[Records that describe figures]
* * *

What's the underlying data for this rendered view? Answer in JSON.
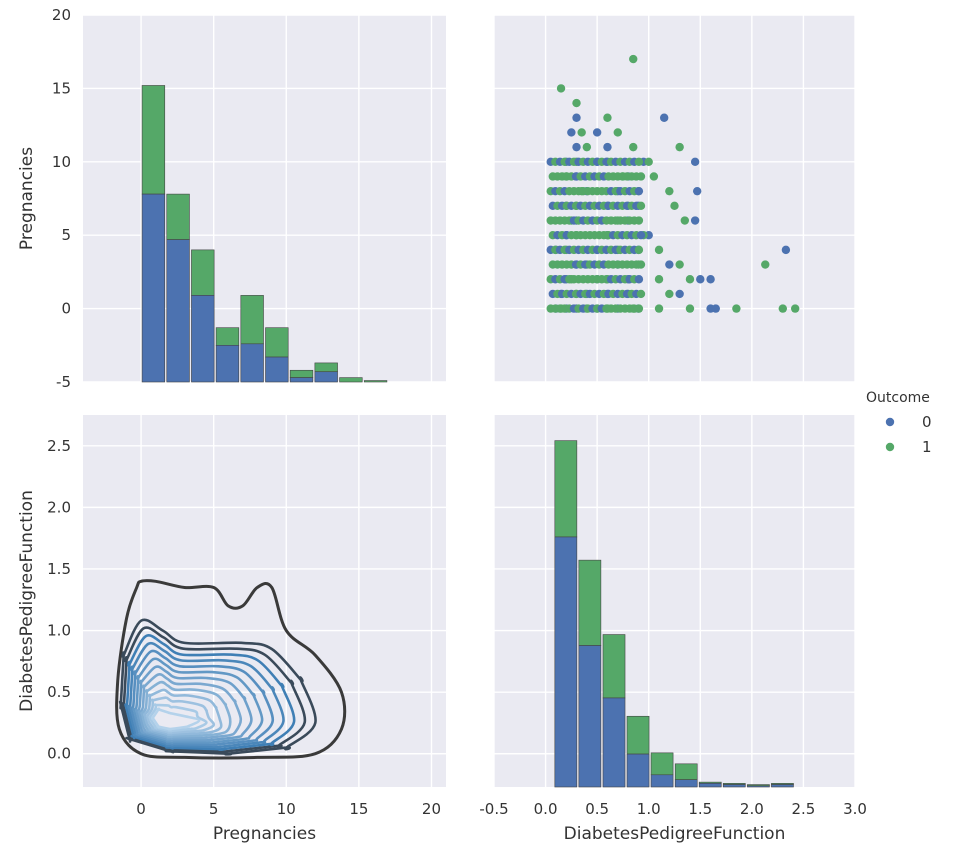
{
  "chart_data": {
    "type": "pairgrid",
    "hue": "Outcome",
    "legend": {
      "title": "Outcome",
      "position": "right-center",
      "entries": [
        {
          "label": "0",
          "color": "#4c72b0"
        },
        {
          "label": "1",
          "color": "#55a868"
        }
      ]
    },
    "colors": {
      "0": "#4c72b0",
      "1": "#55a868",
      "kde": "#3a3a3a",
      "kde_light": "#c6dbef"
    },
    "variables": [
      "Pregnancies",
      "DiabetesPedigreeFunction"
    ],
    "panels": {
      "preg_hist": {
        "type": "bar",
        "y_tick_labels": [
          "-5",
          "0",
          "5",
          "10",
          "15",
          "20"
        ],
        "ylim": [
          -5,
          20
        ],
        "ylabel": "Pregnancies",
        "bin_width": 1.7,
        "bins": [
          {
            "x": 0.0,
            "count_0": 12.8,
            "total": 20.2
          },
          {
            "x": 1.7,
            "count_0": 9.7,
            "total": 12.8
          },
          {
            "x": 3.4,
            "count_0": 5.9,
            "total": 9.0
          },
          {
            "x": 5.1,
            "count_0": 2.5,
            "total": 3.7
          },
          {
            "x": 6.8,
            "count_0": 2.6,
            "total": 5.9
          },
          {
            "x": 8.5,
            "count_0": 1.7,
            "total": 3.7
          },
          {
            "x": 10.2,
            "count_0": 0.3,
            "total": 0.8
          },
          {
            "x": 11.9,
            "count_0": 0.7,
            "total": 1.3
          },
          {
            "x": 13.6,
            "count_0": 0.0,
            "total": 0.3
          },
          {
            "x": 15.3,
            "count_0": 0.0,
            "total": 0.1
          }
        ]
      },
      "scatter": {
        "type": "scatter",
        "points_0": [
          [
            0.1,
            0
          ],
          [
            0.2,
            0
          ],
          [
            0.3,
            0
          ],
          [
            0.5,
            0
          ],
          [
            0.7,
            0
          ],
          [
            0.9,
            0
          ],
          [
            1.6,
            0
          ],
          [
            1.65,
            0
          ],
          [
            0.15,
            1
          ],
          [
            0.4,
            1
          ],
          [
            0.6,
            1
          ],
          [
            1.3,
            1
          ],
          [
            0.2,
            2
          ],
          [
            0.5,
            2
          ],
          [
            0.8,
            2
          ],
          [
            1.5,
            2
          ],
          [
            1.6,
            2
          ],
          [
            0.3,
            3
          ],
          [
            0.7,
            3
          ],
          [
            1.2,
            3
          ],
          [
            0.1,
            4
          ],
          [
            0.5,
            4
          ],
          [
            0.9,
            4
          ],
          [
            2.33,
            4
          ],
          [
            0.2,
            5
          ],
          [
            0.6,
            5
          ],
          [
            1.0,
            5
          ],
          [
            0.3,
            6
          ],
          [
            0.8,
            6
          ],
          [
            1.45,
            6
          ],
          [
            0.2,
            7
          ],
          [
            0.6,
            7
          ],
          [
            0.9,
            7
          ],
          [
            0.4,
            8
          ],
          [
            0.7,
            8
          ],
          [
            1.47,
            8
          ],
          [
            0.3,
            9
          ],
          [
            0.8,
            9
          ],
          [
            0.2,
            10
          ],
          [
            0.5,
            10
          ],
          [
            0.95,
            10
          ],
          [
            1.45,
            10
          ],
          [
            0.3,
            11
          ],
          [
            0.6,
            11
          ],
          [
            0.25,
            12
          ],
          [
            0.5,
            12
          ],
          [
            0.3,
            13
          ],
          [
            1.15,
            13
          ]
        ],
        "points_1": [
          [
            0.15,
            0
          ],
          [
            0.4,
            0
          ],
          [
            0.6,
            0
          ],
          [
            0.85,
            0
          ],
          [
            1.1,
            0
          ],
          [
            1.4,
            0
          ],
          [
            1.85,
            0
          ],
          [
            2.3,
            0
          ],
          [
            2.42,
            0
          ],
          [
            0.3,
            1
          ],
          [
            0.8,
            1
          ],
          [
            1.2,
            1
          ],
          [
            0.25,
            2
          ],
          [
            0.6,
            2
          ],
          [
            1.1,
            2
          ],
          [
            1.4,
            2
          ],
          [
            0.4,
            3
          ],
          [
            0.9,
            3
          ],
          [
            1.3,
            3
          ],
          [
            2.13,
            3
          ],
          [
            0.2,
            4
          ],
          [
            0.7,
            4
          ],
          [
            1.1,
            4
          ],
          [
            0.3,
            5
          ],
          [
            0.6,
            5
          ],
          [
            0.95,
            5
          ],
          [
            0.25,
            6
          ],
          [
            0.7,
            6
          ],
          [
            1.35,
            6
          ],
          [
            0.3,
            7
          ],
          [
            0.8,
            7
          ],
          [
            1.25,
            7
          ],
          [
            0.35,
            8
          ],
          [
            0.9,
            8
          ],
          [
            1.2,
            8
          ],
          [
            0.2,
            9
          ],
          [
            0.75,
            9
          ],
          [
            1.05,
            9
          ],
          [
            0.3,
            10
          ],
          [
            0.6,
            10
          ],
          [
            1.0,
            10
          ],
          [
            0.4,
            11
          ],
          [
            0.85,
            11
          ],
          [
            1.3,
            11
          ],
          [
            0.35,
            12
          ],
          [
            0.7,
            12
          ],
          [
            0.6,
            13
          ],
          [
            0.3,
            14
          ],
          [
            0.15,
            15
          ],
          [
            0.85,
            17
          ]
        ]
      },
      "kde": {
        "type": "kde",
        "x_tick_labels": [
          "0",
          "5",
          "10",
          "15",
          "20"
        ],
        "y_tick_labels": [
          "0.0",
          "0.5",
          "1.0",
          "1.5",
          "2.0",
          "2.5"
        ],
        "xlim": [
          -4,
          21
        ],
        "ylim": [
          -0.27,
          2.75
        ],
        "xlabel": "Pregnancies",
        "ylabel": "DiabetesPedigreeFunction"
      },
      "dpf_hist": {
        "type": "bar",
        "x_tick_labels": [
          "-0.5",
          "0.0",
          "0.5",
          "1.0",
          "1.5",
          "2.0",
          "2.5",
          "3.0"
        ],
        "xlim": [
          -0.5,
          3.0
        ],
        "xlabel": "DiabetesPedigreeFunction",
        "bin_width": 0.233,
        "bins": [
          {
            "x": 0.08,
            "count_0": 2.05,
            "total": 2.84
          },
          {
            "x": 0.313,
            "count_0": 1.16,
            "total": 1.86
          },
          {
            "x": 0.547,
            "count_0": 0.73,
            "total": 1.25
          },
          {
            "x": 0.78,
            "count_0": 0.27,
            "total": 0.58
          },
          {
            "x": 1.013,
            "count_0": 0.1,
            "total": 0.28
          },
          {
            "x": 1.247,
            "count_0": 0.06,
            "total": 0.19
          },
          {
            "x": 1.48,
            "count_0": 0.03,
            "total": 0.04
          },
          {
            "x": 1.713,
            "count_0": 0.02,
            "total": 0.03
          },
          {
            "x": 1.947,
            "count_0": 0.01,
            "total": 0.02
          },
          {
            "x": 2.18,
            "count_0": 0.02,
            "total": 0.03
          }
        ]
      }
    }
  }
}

* * *

What is required: Where a line contains the string "DiabetesPedigreeFunction", extract that line.

Written answer:
      "DiabetesPedigreeFunction"
        "ylabel": "DiabetesPedigreeFunction"
        "xlabel": "DiabetesPedigreeFunction",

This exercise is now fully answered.